Given task: Wherever the string "icon" appears in a line, extract that line.
━━━━━━━━━━━━━━━━━━━━━━━━━━━━━━
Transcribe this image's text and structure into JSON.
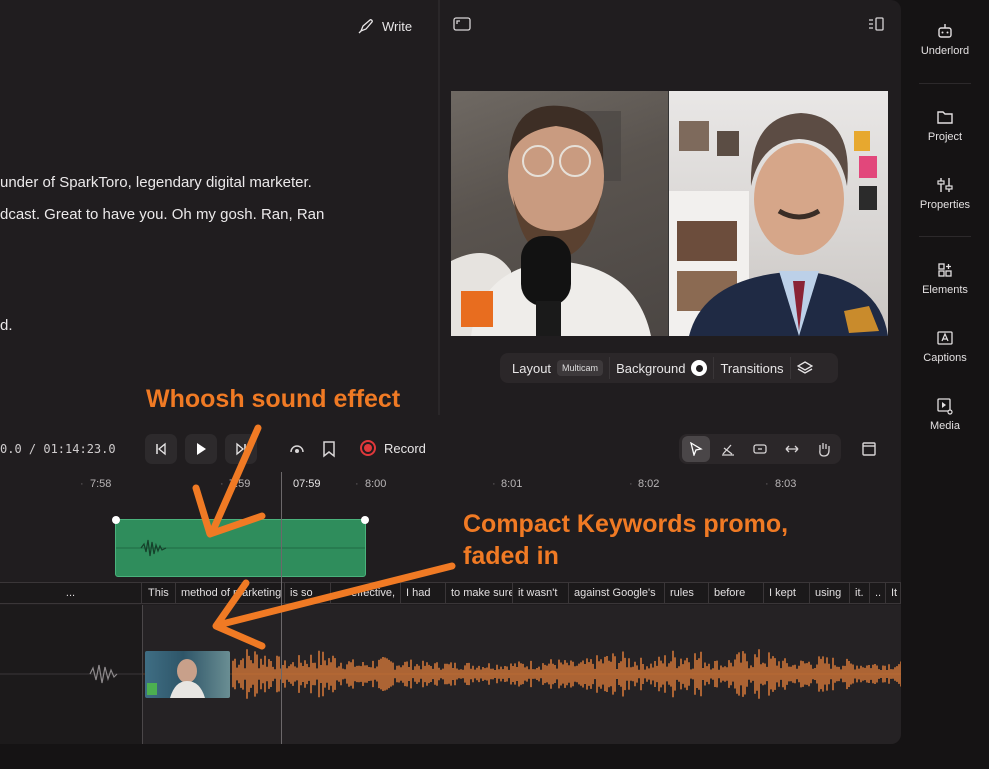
{
  "editor": {
    "write_label": "Write",
    "transcript": [
      "under of SparkToro, legendary digital marketer.",
      "dcast. Great to have you. Oh my gosh. Ran, Ran",
      "d."
    ]
  },
  "scene_bar": {
    "layout_label": "Layout",
    "layout_value": "Multicam",
    "background_label": "Background",
    "transitions_label": "Transitions"
  },
  "annotations": {
    "whoosh": "Whoosh sound effect",
    "promo_line1": "Compact Keywords promo,",
    "promo_line2": "faded in",
    "color": "#f07a24"
  },
  "transport": {
    "timecode": "0.0 / 01:14:23.0",
    "record_label": "Record"
  },
  "ruler": {
    "labels": [
      "7:58",
      "7:59",
      "07:59",
      "8:00",
      "8:01",
      "8:02",
      "8:03"
    ]
  },
  "words": [
    "...",
    "This",
    "method of marketing",
    "is so",
    "effective,",
    "I had",
    "to make sure",
    "it wasn't",
    "against Google's",
    "rules",
    "before",
    "I kept",
    "using",
    "it.",
    "..",
    "It"
  ],
  "sidebar": {
    "items": [
      {
        "label": "Underlord",
        "icon": "robot-icon"
      },
      {
        "label": "Project",
        "icon": "folder-icon"
      },
      {
        "label": "Properties",
        "icon": "sliders-icon"
      },
      {
        "label": "Elements",
        "icon": "elements-icon"
      },
      {
        "label": "Captions",
        "icon": "captions-icon"
      },
      {
        "label": "Media",
        "icon": "media-icon"
      }
    ]
  },
  "colors": {
    "sfx_clip": "#2f8d5c",
    "waveform": "#d97a3a",
    "record": "#e0383b"
  }
}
━━━━━━━━━━━━━━━━━━━━━━━━━━━━━━
The solution:
        "icon": "robot-icon"
        "icon": "folder-icon"
        "icon": "sliders-icon"
        "icon": "elements-icon"
        "icon": "captions-icon"
        "icon": "media-icon"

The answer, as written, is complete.